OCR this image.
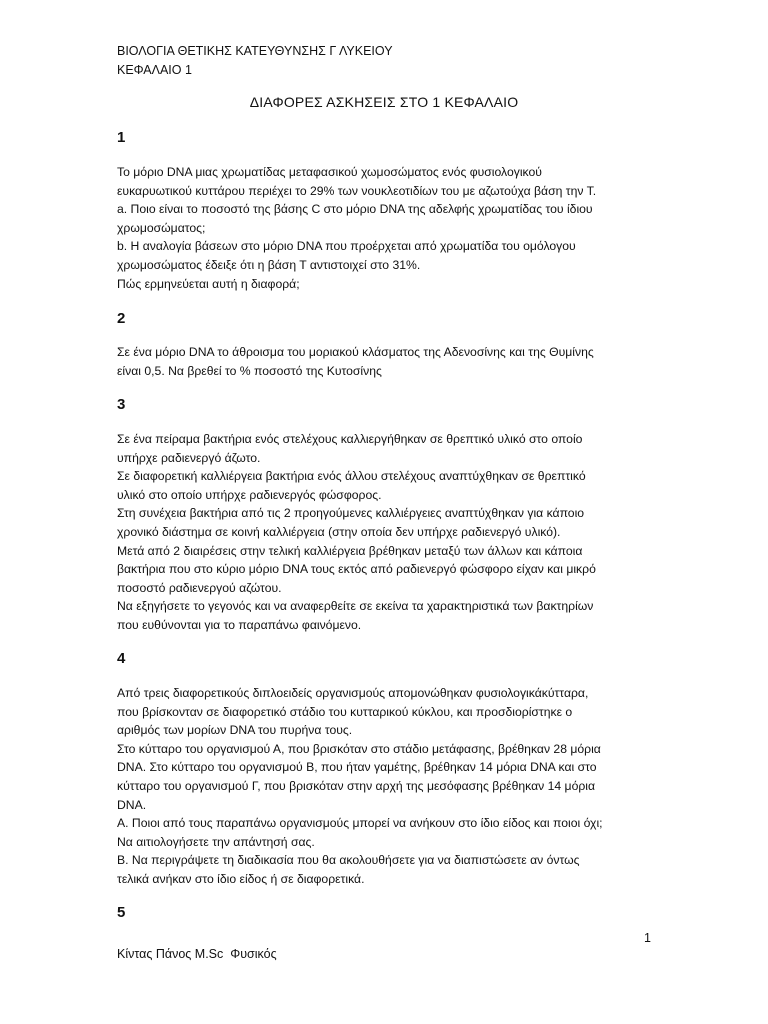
ΒΙΟΛΟΓΙΑ ΘΕΤΙΚΗΣ ΚΑΤΕΥΘΥΝΣΗΣ Γ ΛΥΚΕΙΟΥ
ΚΕΦΑΛΑΙΟ 1
ΔΙΑΦΟΡΕΣ ΑΣΚΗΣΕΙΣ ΣΤΟ 1 ΚΕΦΑΛΑΙΟ
1
Το μόριο DNA μιας χρωματίδας μεταφασικού χωμοσώματος ενός φυσιολογικού
ευκαρυωτικού κυττάρου περιέχει το 29% των νουκλεοτιδίων του με αζωτούχα βάση την Τ.
a. Ποιο είναι το ποσοστό της βάσης C στο μόριο DNA της αδελφής χρωματίδας του ίδιου
χρωμοσώματος;
b. Η αναλογία βάσεων στο μόριο DNA που προέρχεται από χρωματίδα του ομόλογου
χρωμοσώματος έδειξε ότι η βάση Τ αντιστοιχεί στο 31%.
Πώς ερμηνεύεται αυτή η διαφορά;
2
Σε ένα μόριο DNA το άθροισμα του μοριακού κλάσματος της Αδενοσίνης και της Θυμίνης
είναι 0,5. Να βρεθεί το % ποσοστό της Κυτοσίνης
3
Σε ένα πείραμα βακτήρια ενός στελέχους καλλιεργήθηκαν σε θρεπτικό υλικό στο οποίο
υπήρχε ραδιενεργό άζωτο.
Σε διαφορετική καλλιέργεια βακτήρια ενός άλλου στελέχους αναπτύχθηκαν σε θρεπτικό
υλικό στο οποίο υπήρχε ραδιενεργός φώσφορος.
Στη συνέχεια βακτήρια από τις 2 προηγούμενες καλλιέργειες αναπτύχθηκαν για κάποιο
χρονικό διάστημα σε κοινή καλλιέργεια (στην οποία δεν υπήρχε ραδιενεργό υλικό).
Μετά από 2 διαιρέσεις στην τελική καλλιέργεια βρέθηκαν μεταξύ των άλλων και κάποια
βακτήρια που στο κύριο μόριο DNA τους εκτός από ραδιενεργό φώσφορο είχαν και μικρό
ποσοστό ραδιενεργού αζώτου.
Να εξηγήσετε το γεγονός και να αναφερθείτε σε εκείνα τα χαρακτηριστικά των βακτηρίων
που ευθύνονται για το παραπάνω φαινόμενο.
4
Από τρεις διαφορετικούς διπλοειδείς οργανισμούς απομονώθηκαν φυσιολογικάκύτταρα,
που βρίσκονταν σε διαφορετικό στάδιο του κυτταρικού κύκλου, και προσδιορίστηκε ο
αριθμός των μορίων DNA του πυρήνα τους.
Στο κύτταρο του οργανισμού Α, που βρισκόταν στο στάδιο μετάφασης, βρέθηκαν 28 μόρια
DNA. Στο κύτταρο του οργανισμού Β, που ήταν γαμέτης, βρέθηκαν 14 μόρια DNA και στο
κύτταρο του οργανισμού Γ, που βρισκόταν στην αρχή της μεσόφασης βρέθηκαν 14 μόρια
DNA.
A. Ποιοι από τους παραπάνω οργανισμούς μπορεί να ανήκουν στο ίδιο είδος και ποιοι όχι;
Να αιτιολογήσετε την απάντησή σας.
B. Να περιγράψετε τη διαδικασία που θα ακολουθήσετε για να διαπιστώσετε αν όντως
τελικά ανήκαν στο ίδιο είδος ή σε διαφορετικά.
5
1
Κίντας Πάνος M.Sc  Φυσικός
══════════════════════════════
Direction ▸
Pictures are to be left out; all else in the entries above is to be quoted exactly.

Solution to this problem ▸
OCR this image.
ΒΙΟΛΟΓΙΑ ΘΕΤΙΚΗΣ ΚΑΤΕΥΘΥΝΣΗΣ Γ ΛΥΚΕΙΟΥ
ΚΕΦΑΛΑΙΟ 1
ΔΙΑΦΟΡΕΣ ΑΣΚΗΣΕΙΣ ΣΤΟ 1 ΚΕΦΑΛΑΙΟ
1
Το μόριο DNA μιας χρωματίδας μεταφασικού χωμοσώματος ενός φυσιολογικού
ευκαρυωτικού κυττάρου περιέχει το 29% των νουκλεοτιδίων του με αζωτούχα βάση την Τ.
a. Ποιο είναι το ποσοστό της βάσης C στο μόριο DNA της αδελφής χρωματίδας του ίδιου
χρωμοσώματος;
b. Η αναλογία βάσεων στο μόριο DNA που προέρχεται από χρωματίδα του ομόλογου
χρωμοσώματος έδειξε ότι η βάση Τ αντιστοιχεί στο 31%.
Πώς ερμηνεύεται αυτή η διαφορά;
2
Σε ένα μόριο DNA το άθροισμα του μοριακού κλάσματος της Αδενοσίνης και της Θυμίνης
είναι 0,5. Να βρεθεί το % ποσοστό της Κυτοσίνης
3
Σε ένα πείραμα βακτήρια ενός στελέχους καλλιεργήθηκαν σε θρεπτικό υλικό στο οποίο
υπήρχε ραδιενεργό άζωτο.
Σε διαφορετική καλλιέργεια βακτήρια ενός άλλου στελέχους αναπτύχθηκαν σε θρεπτικό
υλικό στο οποίο υπήρχε ραδιενεργός φώσφορος.
Στη συνέχεια βακτήρια από τις 2 προηγούμενες καλλιέργειες αναπτύχθηκαν για κάποιο
χρονικό διάστημα σε κοινή καλλιέργεια (στην οποία δεν υπήρχε ραδιενεργό υλικό).
Μετά από 2 διαιρέσεις στην τελική καλλιέργεια βρέθηκαν μεταξύ των άλλων και κάποια
βακτήρια που στο κύριο μόριο DNA τους εκτός από ραδιενεργό φώσφορο είχαν και μικρό
ποσοστό ραδιενεργού αζώτου.
Να εξηγήσετε το γεγονός και να αναφερθείτε σε εκείνα τα χαρακτηριστικά των βακτηρίων
που ευθύνονται για το παραπάνω φαινόμενο.
4
Από τρεις διαφορετικούς διπλοειδείς οργανισμούς απομονώθηκαν φυσιολογικάκύτταρα,
που βρίσκονταν σε διαφορετικό στάδιο του κυτταρικού κύκλου, και προσδιορίστηκε ο
αριθμός των μορίων DNA του πυρήνα τους.
Στο κύτταρο του οργανισμού Α, που βρισκόταν στο στάδιο μετάφασης, βρέθηκαν 28 μόρια
DNA. Στο κύτταρο του οργανισμού Β, που ήταν γαμέτης, βρέθηκαν 14 μόρια DNA και στο
κύτταρο του οργανισμού Γ, που βρισκόταν στην αρχή της μεσόφασης βρέθηκαν 14 μόρια
DNA.
A. Ποιοι από τους παραπάνω οργανισμούς μπορεί να ανήκουν στο ίδιο είδος και ποιοι όχι;
Να αιτιολογήσετε την απάντησή σας.
B. Να περιγράψετε τη διαδικασία που θα ακολουθήσετε για να διαπιστώσετε αν όντως
τελικά ανήκαν στο ίδιο είδος ή σε διαφορετικά.
5
1
Κίντας Πάνος M.Sc  Φυσικός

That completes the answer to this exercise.